#### GIVEN INFORMATION

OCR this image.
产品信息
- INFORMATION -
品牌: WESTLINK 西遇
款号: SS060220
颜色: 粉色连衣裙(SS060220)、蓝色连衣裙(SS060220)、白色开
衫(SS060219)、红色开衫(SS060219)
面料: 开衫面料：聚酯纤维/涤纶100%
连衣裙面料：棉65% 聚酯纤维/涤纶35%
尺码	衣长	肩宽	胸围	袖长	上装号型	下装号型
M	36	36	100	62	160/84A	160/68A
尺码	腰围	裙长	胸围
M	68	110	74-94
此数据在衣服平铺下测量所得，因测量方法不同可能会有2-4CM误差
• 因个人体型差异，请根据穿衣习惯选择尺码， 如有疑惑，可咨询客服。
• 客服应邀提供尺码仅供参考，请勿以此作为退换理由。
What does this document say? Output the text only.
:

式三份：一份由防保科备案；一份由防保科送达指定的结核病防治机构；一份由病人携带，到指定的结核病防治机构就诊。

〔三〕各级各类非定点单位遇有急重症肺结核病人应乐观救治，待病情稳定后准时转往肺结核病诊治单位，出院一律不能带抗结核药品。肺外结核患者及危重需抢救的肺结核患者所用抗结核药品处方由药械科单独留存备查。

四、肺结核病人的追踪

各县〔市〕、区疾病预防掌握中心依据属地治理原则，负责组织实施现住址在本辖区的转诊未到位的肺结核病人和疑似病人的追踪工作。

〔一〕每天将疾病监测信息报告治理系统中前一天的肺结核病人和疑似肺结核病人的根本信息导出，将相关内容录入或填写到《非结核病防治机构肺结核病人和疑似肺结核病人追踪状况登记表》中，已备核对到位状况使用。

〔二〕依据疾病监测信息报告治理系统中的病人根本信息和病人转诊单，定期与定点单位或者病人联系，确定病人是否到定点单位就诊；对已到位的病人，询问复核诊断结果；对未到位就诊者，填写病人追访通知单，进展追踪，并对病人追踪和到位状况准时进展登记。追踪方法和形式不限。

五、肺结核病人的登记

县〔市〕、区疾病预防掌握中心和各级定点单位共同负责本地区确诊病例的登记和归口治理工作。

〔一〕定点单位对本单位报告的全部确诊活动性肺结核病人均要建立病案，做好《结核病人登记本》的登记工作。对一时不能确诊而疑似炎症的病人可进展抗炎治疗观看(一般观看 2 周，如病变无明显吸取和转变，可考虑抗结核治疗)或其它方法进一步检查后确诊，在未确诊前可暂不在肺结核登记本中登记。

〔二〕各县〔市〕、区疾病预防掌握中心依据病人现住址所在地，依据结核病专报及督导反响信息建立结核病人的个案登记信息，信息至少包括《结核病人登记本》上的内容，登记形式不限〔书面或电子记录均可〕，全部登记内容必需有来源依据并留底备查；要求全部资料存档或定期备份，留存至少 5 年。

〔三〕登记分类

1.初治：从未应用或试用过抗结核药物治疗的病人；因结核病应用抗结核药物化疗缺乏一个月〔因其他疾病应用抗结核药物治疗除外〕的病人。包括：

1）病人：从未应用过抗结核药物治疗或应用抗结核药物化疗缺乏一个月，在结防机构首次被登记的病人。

########

# WHAT YOU WILL DO
Copy every line in the entries above that has the string "结核病人登记本" in it.

# RESULT OF THIS EXERCISE
〔一〕定点单位对本单位报告的全部确诊活动性肺结核病人均要建立病案，做好《结核病人登记本》的登记工作。对一时不能确诊而疑似炎症的病人可进展抗炎治疗观看(一般观看 2 周，如病变无明显吸取和转变，可考虑抗结核治疗)或其它方法进一步检查后确诊，在未确诊前可暂不在肺结核登记本中登记。
〔二〕各县〔市〕、区疾病预防掌握中心依据病人现住址所在地，依据结核病专报及督导反响信息建立结核病人的个案登记信息，信息至少包括《结核病人登记本》上的内容，登记形式不限〔书面或电子记录均可〕，全部登记内容必需有来源依据并留底备查；要求全部资料存档或定期备份，留存至少 5 年。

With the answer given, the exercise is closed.